**Task statement:**
Every record below is to be retyped exactly.

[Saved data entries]
___

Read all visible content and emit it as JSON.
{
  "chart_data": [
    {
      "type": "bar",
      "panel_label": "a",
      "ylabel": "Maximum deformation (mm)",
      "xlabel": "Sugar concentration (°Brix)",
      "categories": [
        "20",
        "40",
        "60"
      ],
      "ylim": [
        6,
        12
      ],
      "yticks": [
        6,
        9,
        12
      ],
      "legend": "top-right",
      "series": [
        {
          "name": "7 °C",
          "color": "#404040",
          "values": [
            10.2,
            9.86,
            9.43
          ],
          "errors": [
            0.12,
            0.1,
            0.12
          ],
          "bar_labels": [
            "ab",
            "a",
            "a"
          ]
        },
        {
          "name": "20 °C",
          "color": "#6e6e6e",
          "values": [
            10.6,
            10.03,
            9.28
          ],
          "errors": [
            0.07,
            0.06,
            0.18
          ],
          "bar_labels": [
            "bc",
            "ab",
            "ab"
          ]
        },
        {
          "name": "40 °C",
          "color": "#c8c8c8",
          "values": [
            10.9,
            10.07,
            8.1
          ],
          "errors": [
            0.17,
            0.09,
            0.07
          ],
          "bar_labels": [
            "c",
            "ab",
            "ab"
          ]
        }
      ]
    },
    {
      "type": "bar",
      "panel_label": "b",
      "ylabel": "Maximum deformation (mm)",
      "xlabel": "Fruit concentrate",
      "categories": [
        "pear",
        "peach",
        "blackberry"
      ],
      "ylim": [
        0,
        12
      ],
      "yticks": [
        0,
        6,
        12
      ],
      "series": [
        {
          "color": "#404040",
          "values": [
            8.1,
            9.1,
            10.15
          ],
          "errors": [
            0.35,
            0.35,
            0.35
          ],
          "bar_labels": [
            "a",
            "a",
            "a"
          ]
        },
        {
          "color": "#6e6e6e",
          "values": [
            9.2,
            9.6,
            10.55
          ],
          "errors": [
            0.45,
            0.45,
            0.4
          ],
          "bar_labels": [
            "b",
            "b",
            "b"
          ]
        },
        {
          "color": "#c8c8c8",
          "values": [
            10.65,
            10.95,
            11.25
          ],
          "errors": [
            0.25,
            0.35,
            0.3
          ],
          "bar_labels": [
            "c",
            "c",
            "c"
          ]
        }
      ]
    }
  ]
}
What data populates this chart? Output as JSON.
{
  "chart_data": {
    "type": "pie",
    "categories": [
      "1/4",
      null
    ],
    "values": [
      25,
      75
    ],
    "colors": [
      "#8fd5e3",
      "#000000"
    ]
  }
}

___

**Answer below:**
Read all visible content and emit it as JSON.
{
  "chart_data": [
    {
      "type": "bar",
      "panel_label": "a",
      "ylabel": "Maximum deformation (mm)",
      "xlabel": "Sugar concentration (°Brix)",
      "categories": [
        "20",
        "40",
        "60"
      ],
      "ylim": [
        6,
        12
      ],
      "yticks": [
        6,
        9,
        12
      ],
      "legend": "top-right",
      "series": [
        {
          "name": "7 °C",
          "color": "#404040",
          "values": [
            10.2,
            9.86,
            9.43
          ],
          "errors": [
            0.12,
            0.1,
            0.12
          ],
          "bar_labels": [
            "ab",
            "a",
            "a"
          ]
        },
        {
          "name": "20 °C",
          "color": "#6e6e6e",
          "values": [
            10.6,
            10.03,
            9.28
          ],
          "errors": [
            0.07,
            0.06,
            0.18
          ],
          "bar_labels": [
            "bc",
            "ab",
            "ab"
          ]
        },
        {
          "name": "40 °C",
          "color": "#c8c8c8",
          "values": [
            10.9,
            10.07,
            8.1
          ],
          "errors": [
            0.17,
            0.09,
            0.07
          ],
          "bar_labels": [
            "c",
            "ab",
            "ab"
          ]
        }
      ]
    },
    {
      "type": "bar",
      "panel_label": "b",
      "ylabel": "Maximum deformation (mm)",
      "xlabel": "Fruit concentrate",
      "categories": [
        "pear",
        "peach",
        "blackberry"
      ],
      "ylim": [
        0,
        12
      ],
      "yticks": [
        0,
        6,
        12
      ],
      "series": [
        {
          "color": "#404040",
          "values": [
            8.1,
            9.1,
            10.15
          ],
          "errors": [
            0.35,
            0.35,
            0.35
          ],
          "bar_labels": [
            "a",
            "a",
            "a"
          ]
        },
        {
          "color": "#6e6e6e",
          "values": [
            9.2,
            9.6,
            10.55
          ],
          "errors": [
            0.45,
            0.45,
            0.4
          ],
          "bar_labels": [
            "b",
            "b",
            "b"
          ]
        },
        {
          "color": "#c8c8c8",
          "values": [
            10.65,
            10.95,
            11.25
          ],
          "errors": [
            0.25,
            0.35,
            0.3
          ],
          "bar_labels": [
            "c",
            "c",
            "c"
          ]
        }
      ]
    }
  ]
}
What data populates this chart? Output as JSON.
{
  "chart_data": {
    "type": "pie",
    "categories": [
      "1/4",
      null
    ],
    "values": [
      25,
      75
    ],
    "colors": [
      "#8fd5e3",
      "#000000"
    ]
  }
}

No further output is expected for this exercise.